Exercise objective
Quote the records below in full, exactly as given, with the images taken out.

Dataset rows
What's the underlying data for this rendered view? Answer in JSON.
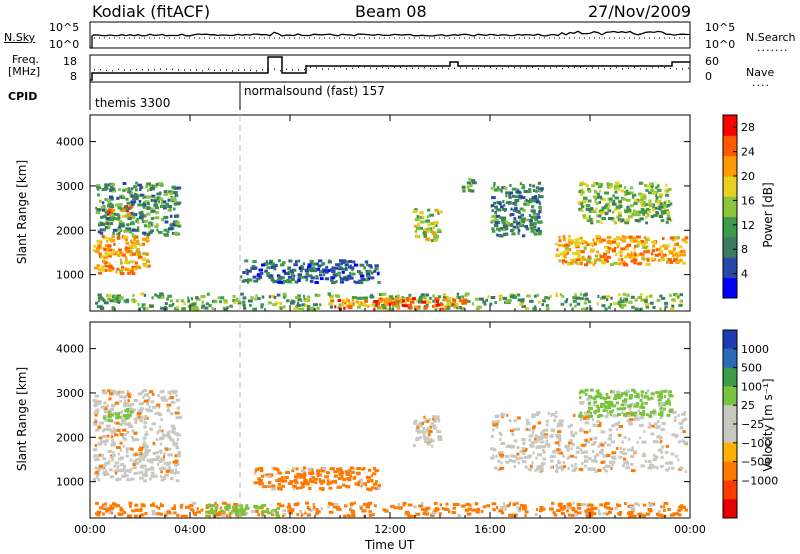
{
  "header": {
    "station": "Kodiak (fitACF)",
    "beam": "Beam 08",
    "date": "27/Nov/2009"
  },
  "top_panels": {
    "nsky_label": "N.Sky",
    "nsky_ticks": [
      "10^5",
      "10^0"
    ],
    "nsearch_label": "N.Search",
    "nsearch_ticks": [
      "10^5",
      "10^0"
    ],
    "freq_label_line1": "Freq.",
    "freq_label_line2": "[MHz]",
    "freq_ticks": [
      "18",
      "8"
    ],
    "nave_label": "Nave",
    "nave_ticks": [
      "60",
      "0"
    ],
    "cpid_label": "CPID",
    "cpid_segments": [
      {
        "label": "themis 3300",
        "start_hour": 0
      },
      {
        "label": "normalsound (fast) 157",
        "start_hour": 6
      }
    ]
  },
  "colors": {
    "power_scale": [
      "#0000ff",
      "#2848a8",
      "#3a7a60",
      "#3c9a48",
      "#8cc43c",
      "#e8d020",
      "#ff9a00",
      "#ff5a00",
      "#ff0000"
    ],
    "velocity_scale": [
      "#1e3cb4",
      "#2a6ab8",
      "#3c9a48",
      "#78c43c",
      "#c8c8c0",
      "#c8c8c0",
      "#ffb000",
      "#ff7800",
      "#ff3c00",
      "#e60000"
    ],
    "trace": "#000000",
    "grid_dash": "#bbbbbb"
  },
  "chart_data": [
    {
      "type": "heatmap",
      "title": "",
      "xlabel": "",
      "ylabel": "Slant Range [km]",
      "x_ticks": [
        "00:00",
        "04:00",
        "08:00",
        "12:00",
        "16:00",
        "20:00",
        "00:00"
      ],
      "xlim_hours": [
        0,
        24
      ],
      "y_ticks": [
        1000,
        2000,
        3000,
        4000
      ],
      "ylim": [
        180,
        4600
      ],
      "colorbar_label": "Power [dB]",
      "colorbar_ticks": [
        28,
        24,
        20,
        16,
        12,
        8,
        4
      ],
      "colorbar_range": [
        0,
        30
      ],
      "regions": [
        {
          "t0": 0.1,
          "t1": 2.3,
          "r0": 1050,
          "r1": 1900,
          "level": 22
        },
        {
          "t0": 0.5,
          "t1": 1.6,
          "r0": 2300,
          "r1": 2600,
          "level": 24
        },
        {
          "t0": 0.2,
          "t1": 3.5,
          "r0": 1900,
          "r1": 3100,
          "level": 10
        },
        {
          "t0": 12.9,
          "t1": 14.0,
          "r0": 1800,
          "r1": 2500,
          "level": 16
        },
        {
          "t0": 14.8,
          "t1": 15.3,
          "r0": 2900,
          "r1": 3200,
          "level": 12
        },
        {
          "t0": 16.0,
          "t1": 18.0,
          "r0": 1900,
          "r1": 3100,
          "level": 8
        },
        {
          "t0": 18.6,
          "t1": 23.8,
          "r0": 1250,
          "r1": 1900,
          "level": 22
        },
        {
          "t0": 19.5,
          "t1": 23.2,
          "r0": 2200,
          "r1": 3100,
          "level": 14
        },
        {
          "t0": 0.2,
          "t1": 23.8,
          "r0": 250,
          "r1": 600,
          "level": 12
        },
        {
          "t0": 9.5,
          "t1": 15.0,
          "r0": 250,
          "r1": 500,
          "level": 24
        },
        {
          "t0": 6.0,
          "t1": 11.5,
          "r0": 850,
          "r1": 1350,
          "level": 6
        }
      ]
    },
    {
      "type": "heatmap",
      "title": "",
      "xlabel": "Time UT",
      "ylabel": "Slant Range [km]",
      "x_ticks": [
        "00:00",
        "04:00",
        "08:00",
        "12:00",
        "16:00",
        "20:00",
        "00:00"
      ],
      "xlim_hours": [
        0,
        24
      ],
      "y_ticks": [
        1000,
        2000,
        3000,
        4000
      ],
      "ylim": [
        180,
        4600
      ],
      "colorbar_label": "Velocity [m s⁻¹]",
      "colorbar_ticks": [
        "1000",
        "500",
        "100",
        "25",
        "−25",
        "−100",
        "−500",
        "−1000"
      ],
      "regions": [
        {
          "t0": 0.1,
          "t1": 3.5,
          "r0": 1050,
          "r1": 3100,
          "level": 25
        },
        {
          "t0": 0.5,
          "t1": 1.6,
          "r0": 2400,
          "r1": 2700,
          "level": 100
        },
        {
          "t0": 12.9,
          "t1": 14.0,
          "r0": 1800,
          "r1": 2500,
          "level": 25
        },
        {
          "t0": 16.0,
          "t1": 23.8,
          "r0": 1250,
          "r1": 2600,
          "level": 25
        },
        {
          "t0": 19.5,
          "t1": 23.2,
          "r0": 2500,
          "r1": 3100,
          "level": 100
        },
        {
          "t0": 0.2,
          "t1": 23.8,
          "r0": 250,
          "r1": 550,
          "level": -100
        },
        {
          "t0": 4.5,
          "t1": 7.5,
          "r0": 250,
          "r1": 500,
          "level": 100
        },
        {
          "t0": 6.5,
          "t1": 11.5,
          "r0": 850,
          "r1": 1350,
          "level": -100
        }
      ]
    }
  ]
}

Solution for this task
What's the underlying data for this rendered view? Answer in JSON.
{
  "header": {
    "station": "Kodiak (fitACF)",
    "beam": "Beam 08",
    "date": "27/Nov/2009"
  },
  "top_panels": {
    "nsky_label": "N.Sky",
    "nsky_ticks": [
      "10^5",
      "10^0"
    ],
    "nsearch_label": "N.Search",
    "nsearch_ticks": [
      "10^5",
      "10^0"
    ],
    "freq_label_line1": "Freq.",
    "freq_label_line2": "[MHz]",
    "freq_ticks": [
      "18",
      "8"
    ],
    "nave_label": "Nave",
    "nave_ticks": [
      "60",
      "0"
    ],
    "cpid_label": "CPID",
    "cpid_segments": [
      {
        "label": "themis 3300",
        "start_hour": 0
      },
      {
        "label": "normalsound (fast) 157",
        "start_hour": 6
      }
    ]
  },
  "colors": {
    "power_scale": [
      "#0000ff",
      "#2848a8",
      "#3a7a60",
      "#3c9a48",
      "#8cc43c",
      "#e8d020",
      "#ff9a00",
      "#ff5a00",
      "#ff0000"
    ],
    "velocity_scale": [
      "#1e3cb4",
      "#2a6ab8",
      "#3c9a48",
      "#78c43c",
      "#c8c8c0",
      "#c8c8c0",
      "#ffb000",
      "#ff7800",
      "#ff3c00",
      "#e60000"
    ],
    "trace": "#000000",
    "grid_dash": "#bbbbbb"
  },
  "chart_data": [
    {
      "type": "heatmap",
      "title": "",
      "xlabel": "",
      "ylabel": "Slant Range [km]",
      "x_ticks": [
        "00:00",
        "04:00",
        "08:00",
        "12:00",
        "16:00",
        "20:00",
        "00:00"
      ],
      "xlim_hours": [
        0,
        24
      ],
      "y_ticks": [
        1000,
        2000,
        3000,
        4000
      ],
      "ylim": [
        180,
        4600
      ],
      "colorbar_label": "Power [dB]",
      "colorbar_ticks": [
        28,
        24,
        20,
        16,
        12,
        8,
        4
      ],
      "colorbar_range": [
        0,
        30
      ],
      "regions": [
        {
          "t0": 0.1,
          "t1": 2.3,
          "r0": 1050,
          "r1": 1900,
          "level": 22
        },
        {
          "t0": 0.5,
          "t1": 1.6,
          "r0": 2300,
          "r1": 2600,
          "level": 24
        },
        {
          "t0": 0.2,
          "t1": 3.5,
          "r0": 1900,
          "r1": 3100,
          "level": 10
        },
        {
          "t0": 12.9,
          "t1": 14.0,
          "r0": 1800,
          "r1": 2500,
          "level": 16
        },
        {
          "t0": 14.8,
          "t1": 15.3,
          "r0": 2900,
          "r1": 3200,
          "level": 12
        },
        {
          "t0": 16.0,
          "t1": 18.0,
          "r0": 1900,
          "r1": 3100,
          "level": 8
        },
        {
          "t0": 18.6,
          "t1": 23.8,
          "r0": 1250,
          "r1": 1900,
          "level": 22
        },
        {
          "t0": 19.5,
          "t1": 23.2,
          "r0": 2200,
          "r1": 3100,
          "level": 14
        },
        {
          "t0": 0.2,
          "t1": 23.8,
          "r0": 250,
          "r1": 600,
          "level": 12
        },
        {
          "t0": 9.5,
          "t1": 15.0,
          "r0": 250,
          "r1": 500,
          "level": 24
        },
        {
          "t0": 6.0,
          "t1": 11.5,
          "r0": 850,
          "r1": 1350,
          "level": 6
        }
      ]
    },
    {
      "type": "heatmap",
      "title": "",
      "xlabel": "Time UT",
      "ylabel": "Slant Range [km]",
      "x_ticks": [
        "00:00",
        "04:00",
        "08:00",
        "12:00",
        "16:00",
        "20:00",
        "00:00"
      ],
      "xlim_hours": [
        0,
        24
      ],
      "y_ticks": [
        1000,
        2000,
        3000,
        4000
      ],
      "ylim": [
        180,
        4600
      ],
      "colorbar_label": "Velocity [m s⁻¹]",
      "colorbar_ticks": [
        "1000",
        "500",
        "100",
        "25",
        "−25",
        "−100",
        "−500",
        "−1000"
      ],
      "regions": [
        {
          "t0": 0.1,
          "t1": 3.5,
          "r0": 1050,
          "r1": 3100,
          "level": 25
        },
        {
          "t0": 0.5,
          "t1": 1.6,
          "r0": 2400,
          "r1": 2700,
          "level": 100
        },
        {
          "t0": 12.9,
          "t1": 14.0,
          "r0": 1800,
          "r1": 2500,
          "level": 25
        },
        {
          "t0": 16.0,
          "t1": 23.8,
          "r0": 1250,
          "r1": 2600,
          "level": 25
        },
        {
          "t0": 19.5,
          "t1": 23.2,
          "r0": 2500,
          "r1": 3100,
          "level": 100
        },
        {
          "t0": 0.2,
          "t1": 23.8,
          "r0": 250,
          "r1": 550,
          "level": -100
        },
        {
          "t0": 4.5,
          "t1": 7.5,
          "r0": 250,
          "r1": 500,
          "level": 100
        },
        {
          "t0": 6.5,
          "t1": 11.5,
          "r0": 850,
          "r1": 1350,
          "level": -100
        }
      ]
    }
  ]
}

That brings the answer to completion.